List the lines of the Dante quotation that ends the passage on John Michael Greer below.

- PASSAGE PROVIDED
################

John Michael Greer is a writer with whom, ultimately, I agree on almost nothing. Yet he turns up here a lot, and rarely — if ever — as a target of disparagement. It is understandable if that confuses people. (It is not a phenomenon that is lucidly intelligible even to myself.)

The most obvious reason to return so incessantly to Greer is the sheer consistency of his deep cycle theorizing, which achieves a conceptual elegance rarely seen elsewhere. At some point, the UF series on his historical thinking (1, 2, 2a) will reach some articulate conclusions about this. Still, there’s more to the engagement than that.

A recent Archdruid Report post on the limits of science (and, as always, many other things) added further indications of profound error, from the perspective of this blog. It hinges its overt arguments upon an impregnable fact-value distinction, which is a peculiarly weak and local principle, especially for a mind so disposed to a panoramic cosmic vision. Yet the post is also provocative, and clarifying. Responding to one of his commenters, who suggested that without the prospect of continued scientific and technological advance life loses all meaning, Greer repeats the lines from Dante that have just been hurled against him, and encapsulates them — by explicitly activating their own irony:

“Consider your lineage;
You were not born to live as animals,
But to seek virtue and knowledge.”

################

- SOURCE MATERIAL
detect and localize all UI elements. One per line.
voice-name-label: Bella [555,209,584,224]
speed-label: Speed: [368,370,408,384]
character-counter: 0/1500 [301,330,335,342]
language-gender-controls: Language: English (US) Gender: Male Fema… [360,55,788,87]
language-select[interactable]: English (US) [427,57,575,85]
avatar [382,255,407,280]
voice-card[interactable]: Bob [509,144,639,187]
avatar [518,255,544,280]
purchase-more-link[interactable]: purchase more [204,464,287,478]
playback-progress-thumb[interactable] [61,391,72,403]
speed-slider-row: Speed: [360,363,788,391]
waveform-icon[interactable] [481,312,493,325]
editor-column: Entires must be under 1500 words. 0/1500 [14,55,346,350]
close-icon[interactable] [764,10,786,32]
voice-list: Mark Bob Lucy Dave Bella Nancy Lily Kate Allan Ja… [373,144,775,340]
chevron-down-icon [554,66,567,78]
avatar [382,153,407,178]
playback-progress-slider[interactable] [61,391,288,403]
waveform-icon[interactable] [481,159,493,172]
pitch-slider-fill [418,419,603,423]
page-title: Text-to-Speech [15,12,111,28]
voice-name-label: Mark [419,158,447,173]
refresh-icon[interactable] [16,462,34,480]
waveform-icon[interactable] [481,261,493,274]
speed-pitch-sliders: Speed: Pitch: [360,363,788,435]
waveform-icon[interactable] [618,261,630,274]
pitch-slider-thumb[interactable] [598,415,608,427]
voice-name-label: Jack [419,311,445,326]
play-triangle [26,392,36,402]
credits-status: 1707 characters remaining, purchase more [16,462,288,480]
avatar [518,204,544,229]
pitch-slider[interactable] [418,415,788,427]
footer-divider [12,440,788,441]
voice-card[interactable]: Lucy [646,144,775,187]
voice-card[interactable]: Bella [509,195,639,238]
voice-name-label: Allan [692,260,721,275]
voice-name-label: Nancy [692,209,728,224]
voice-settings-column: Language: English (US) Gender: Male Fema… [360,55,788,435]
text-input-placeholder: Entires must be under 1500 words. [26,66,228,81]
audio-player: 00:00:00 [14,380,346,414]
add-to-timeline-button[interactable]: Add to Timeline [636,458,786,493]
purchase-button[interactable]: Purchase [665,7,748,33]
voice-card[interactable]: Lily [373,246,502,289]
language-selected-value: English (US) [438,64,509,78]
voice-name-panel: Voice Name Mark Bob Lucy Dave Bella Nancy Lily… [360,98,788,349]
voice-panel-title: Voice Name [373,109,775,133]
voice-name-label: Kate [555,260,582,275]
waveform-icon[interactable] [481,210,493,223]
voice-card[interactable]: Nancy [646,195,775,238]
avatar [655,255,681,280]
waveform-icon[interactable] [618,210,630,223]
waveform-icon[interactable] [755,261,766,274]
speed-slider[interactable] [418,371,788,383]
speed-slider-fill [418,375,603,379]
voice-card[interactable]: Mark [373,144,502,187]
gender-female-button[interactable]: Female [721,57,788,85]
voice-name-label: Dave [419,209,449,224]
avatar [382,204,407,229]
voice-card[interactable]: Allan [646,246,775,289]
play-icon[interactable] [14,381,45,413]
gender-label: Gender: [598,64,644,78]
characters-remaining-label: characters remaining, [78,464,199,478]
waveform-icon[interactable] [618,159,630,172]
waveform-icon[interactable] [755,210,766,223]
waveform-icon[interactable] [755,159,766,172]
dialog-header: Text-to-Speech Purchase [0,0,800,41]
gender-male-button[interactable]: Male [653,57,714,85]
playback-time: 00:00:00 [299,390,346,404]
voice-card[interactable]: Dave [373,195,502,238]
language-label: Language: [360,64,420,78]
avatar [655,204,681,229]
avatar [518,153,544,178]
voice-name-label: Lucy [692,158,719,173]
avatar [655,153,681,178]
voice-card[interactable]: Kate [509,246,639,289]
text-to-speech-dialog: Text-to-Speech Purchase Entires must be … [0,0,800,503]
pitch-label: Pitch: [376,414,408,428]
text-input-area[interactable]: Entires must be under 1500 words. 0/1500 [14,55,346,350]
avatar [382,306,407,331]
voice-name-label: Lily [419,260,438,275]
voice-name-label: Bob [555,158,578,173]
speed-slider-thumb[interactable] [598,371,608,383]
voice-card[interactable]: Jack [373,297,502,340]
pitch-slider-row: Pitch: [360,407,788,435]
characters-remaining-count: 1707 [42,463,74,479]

################

- ANSWER
Consider your lineage;
You were not born to live as animals,
But to seek virtue and knowledge.